Locate the string "default" throughout the material and copy every line in which it occurs.

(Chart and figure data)
+++
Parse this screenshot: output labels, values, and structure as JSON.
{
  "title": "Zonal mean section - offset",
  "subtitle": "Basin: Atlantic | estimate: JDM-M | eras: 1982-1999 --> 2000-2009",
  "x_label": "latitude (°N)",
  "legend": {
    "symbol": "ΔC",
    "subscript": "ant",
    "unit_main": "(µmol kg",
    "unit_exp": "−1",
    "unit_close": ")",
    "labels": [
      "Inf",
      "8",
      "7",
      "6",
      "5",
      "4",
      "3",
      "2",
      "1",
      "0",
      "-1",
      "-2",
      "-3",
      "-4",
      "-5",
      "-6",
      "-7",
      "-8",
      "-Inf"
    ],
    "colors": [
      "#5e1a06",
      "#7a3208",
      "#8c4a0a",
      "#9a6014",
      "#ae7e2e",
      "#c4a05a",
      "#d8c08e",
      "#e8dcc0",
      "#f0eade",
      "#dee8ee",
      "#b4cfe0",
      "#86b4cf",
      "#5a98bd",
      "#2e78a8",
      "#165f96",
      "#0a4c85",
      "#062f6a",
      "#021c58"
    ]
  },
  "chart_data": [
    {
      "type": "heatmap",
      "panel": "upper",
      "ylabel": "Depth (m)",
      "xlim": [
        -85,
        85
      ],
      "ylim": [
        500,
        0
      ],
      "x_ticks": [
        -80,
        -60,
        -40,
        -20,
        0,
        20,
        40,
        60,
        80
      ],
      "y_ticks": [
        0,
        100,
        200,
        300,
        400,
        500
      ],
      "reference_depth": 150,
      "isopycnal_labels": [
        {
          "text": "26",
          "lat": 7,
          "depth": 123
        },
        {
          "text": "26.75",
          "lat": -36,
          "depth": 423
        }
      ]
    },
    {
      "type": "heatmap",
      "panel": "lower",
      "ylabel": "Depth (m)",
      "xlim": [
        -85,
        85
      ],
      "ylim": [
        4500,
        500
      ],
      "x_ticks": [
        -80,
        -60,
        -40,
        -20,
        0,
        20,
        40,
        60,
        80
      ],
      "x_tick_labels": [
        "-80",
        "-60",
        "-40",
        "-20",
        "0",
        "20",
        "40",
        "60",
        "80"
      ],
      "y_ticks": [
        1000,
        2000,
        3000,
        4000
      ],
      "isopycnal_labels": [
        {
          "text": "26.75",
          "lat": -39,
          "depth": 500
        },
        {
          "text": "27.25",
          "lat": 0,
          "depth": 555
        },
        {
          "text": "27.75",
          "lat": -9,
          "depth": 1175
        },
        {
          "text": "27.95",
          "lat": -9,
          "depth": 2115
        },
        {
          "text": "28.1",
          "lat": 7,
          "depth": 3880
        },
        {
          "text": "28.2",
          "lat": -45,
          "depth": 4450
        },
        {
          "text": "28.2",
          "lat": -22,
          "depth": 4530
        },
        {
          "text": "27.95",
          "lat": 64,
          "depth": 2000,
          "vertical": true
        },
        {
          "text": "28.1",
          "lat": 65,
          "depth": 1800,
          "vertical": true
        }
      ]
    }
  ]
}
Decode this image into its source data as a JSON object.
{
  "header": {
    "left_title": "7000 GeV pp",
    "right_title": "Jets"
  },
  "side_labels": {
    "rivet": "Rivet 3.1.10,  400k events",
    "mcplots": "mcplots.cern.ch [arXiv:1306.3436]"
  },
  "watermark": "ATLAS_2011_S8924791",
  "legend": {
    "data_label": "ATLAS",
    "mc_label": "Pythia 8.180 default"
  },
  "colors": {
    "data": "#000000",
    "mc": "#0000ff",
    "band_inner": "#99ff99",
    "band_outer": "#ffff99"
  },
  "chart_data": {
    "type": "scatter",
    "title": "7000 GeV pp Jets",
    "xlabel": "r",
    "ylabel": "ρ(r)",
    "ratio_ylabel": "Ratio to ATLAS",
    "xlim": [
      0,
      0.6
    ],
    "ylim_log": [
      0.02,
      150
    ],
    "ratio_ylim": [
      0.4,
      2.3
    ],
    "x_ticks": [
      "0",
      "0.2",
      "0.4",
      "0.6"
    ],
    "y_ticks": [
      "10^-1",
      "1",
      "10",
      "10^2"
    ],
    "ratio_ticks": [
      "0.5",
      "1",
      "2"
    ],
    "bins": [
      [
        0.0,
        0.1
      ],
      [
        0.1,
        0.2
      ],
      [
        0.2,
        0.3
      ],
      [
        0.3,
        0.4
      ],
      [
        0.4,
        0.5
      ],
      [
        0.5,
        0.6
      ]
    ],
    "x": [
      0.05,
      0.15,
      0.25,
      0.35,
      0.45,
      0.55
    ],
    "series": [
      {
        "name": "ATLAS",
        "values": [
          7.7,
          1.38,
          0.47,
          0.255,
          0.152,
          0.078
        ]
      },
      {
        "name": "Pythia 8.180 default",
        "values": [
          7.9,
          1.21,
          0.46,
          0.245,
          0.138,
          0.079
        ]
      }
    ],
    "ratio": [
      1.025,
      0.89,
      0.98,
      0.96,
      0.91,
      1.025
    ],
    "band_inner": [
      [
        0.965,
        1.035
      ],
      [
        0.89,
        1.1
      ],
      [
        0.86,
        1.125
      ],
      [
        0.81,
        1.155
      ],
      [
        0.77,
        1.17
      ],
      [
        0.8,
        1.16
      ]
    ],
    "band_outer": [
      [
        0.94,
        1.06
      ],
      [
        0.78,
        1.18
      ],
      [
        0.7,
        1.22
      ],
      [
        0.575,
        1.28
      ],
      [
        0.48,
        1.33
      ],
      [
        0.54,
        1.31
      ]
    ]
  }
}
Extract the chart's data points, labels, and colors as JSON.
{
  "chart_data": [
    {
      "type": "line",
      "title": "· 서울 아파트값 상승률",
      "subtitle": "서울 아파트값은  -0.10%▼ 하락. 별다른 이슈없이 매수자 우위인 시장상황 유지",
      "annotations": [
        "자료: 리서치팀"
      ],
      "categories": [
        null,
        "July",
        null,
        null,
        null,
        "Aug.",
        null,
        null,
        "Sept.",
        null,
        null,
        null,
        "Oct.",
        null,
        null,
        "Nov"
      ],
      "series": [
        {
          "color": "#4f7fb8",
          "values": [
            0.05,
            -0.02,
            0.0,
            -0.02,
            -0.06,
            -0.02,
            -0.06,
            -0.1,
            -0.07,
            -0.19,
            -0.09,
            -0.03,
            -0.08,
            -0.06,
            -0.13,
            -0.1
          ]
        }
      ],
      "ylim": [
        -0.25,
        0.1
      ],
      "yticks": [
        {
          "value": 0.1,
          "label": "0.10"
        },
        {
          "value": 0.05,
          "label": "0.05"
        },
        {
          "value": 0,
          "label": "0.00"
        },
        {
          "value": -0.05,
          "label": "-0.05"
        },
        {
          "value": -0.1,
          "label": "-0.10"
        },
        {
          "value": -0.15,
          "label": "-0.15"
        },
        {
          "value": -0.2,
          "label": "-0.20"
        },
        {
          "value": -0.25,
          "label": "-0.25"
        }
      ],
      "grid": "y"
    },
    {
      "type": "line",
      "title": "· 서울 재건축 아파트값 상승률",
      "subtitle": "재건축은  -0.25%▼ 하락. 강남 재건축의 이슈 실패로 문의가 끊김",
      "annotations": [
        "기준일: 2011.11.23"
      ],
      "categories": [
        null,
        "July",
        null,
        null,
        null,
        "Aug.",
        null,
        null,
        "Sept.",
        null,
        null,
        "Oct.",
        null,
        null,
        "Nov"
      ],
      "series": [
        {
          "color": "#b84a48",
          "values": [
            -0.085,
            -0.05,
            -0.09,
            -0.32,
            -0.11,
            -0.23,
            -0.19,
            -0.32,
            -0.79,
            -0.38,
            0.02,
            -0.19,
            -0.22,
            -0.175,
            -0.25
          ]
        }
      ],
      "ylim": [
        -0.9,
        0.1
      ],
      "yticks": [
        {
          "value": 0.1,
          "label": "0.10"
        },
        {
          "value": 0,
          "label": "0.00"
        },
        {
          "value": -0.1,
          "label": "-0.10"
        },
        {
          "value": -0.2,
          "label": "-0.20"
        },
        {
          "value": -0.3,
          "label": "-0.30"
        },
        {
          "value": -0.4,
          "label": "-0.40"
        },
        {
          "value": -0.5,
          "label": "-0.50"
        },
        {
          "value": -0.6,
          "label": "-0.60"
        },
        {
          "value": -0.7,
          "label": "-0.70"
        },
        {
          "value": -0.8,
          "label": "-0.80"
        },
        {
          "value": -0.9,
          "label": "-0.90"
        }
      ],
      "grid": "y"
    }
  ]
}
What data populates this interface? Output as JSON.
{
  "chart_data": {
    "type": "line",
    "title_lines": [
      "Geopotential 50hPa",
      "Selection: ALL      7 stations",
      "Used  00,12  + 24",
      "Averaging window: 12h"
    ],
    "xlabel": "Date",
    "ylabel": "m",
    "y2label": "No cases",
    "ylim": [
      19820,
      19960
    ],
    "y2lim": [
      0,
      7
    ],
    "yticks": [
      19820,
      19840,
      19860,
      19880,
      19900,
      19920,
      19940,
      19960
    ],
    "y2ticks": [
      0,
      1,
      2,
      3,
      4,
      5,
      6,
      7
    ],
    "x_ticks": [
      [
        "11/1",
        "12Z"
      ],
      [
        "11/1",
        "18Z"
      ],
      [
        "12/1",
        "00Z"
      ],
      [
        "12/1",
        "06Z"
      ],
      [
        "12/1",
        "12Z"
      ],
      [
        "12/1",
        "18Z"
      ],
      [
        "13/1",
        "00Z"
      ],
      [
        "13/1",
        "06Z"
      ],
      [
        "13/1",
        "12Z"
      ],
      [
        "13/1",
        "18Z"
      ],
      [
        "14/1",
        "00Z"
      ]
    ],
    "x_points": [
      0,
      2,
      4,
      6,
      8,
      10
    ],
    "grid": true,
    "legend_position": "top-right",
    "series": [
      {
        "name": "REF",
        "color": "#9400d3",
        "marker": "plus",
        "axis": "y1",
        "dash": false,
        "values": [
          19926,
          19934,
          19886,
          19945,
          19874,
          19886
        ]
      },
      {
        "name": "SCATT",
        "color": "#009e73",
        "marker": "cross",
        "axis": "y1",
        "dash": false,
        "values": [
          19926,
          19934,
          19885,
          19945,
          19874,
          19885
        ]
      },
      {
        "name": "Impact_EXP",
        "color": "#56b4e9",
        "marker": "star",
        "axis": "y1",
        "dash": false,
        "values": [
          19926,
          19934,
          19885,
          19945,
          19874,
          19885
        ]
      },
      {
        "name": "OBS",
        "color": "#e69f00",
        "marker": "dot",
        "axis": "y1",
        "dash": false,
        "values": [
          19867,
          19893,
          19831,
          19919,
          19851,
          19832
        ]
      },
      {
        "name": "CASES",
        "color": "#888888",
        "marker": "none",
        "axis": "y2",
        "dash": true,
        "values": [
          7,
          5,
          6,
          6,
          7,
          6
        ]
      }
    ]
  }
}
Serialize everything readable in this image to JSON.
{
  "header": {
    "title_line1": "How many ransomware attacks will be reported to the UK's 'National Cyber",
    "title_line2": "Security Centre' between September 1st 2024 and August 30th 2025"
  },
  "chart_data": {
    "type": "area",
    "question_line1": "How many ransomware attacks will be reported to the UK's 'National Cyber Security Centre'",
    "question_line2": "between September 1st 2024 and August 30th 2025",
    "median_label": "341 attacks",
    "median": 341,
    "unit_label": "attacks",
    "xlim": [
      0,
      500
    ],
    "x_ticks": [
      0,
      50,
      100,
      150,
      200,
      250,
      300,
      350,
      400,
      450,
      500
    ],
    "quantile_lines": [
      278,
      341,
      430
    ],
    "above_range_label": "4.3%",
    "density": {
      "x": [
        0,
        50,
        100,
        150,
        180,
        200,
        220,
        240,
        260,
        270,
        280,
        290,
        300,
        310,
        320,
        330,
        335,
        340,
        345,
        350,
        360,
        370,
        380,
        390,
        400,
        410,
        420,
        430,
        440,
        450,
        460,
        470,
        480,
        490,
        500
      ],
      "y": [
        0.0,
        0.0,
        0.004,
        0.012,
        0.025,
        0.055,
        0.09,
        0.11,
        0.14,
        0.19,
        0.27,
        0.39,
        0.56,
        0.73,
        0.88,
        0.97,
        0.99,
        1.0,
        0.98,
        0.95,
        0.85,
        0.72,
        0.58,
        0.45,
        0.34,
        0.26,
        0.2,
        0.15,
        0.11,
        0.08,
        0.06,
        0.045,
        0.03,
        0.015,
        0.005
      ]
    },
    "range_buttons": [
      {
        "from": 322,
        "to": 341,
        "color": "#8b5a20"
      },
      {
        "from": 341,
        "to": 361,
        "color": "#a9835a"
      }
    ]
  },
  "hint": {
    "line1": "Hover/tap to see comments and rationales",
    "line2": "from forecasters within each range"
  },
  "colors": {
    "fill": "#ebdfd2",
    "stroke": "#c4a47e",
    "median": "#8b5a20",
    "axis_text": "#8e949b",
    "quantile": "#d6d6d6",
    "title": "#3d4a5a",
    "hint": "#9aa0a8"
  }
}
+++
*Expected output:*
    "mc_label": "Pythia 8.180 default"
        "name": "Pythia 8.180 default",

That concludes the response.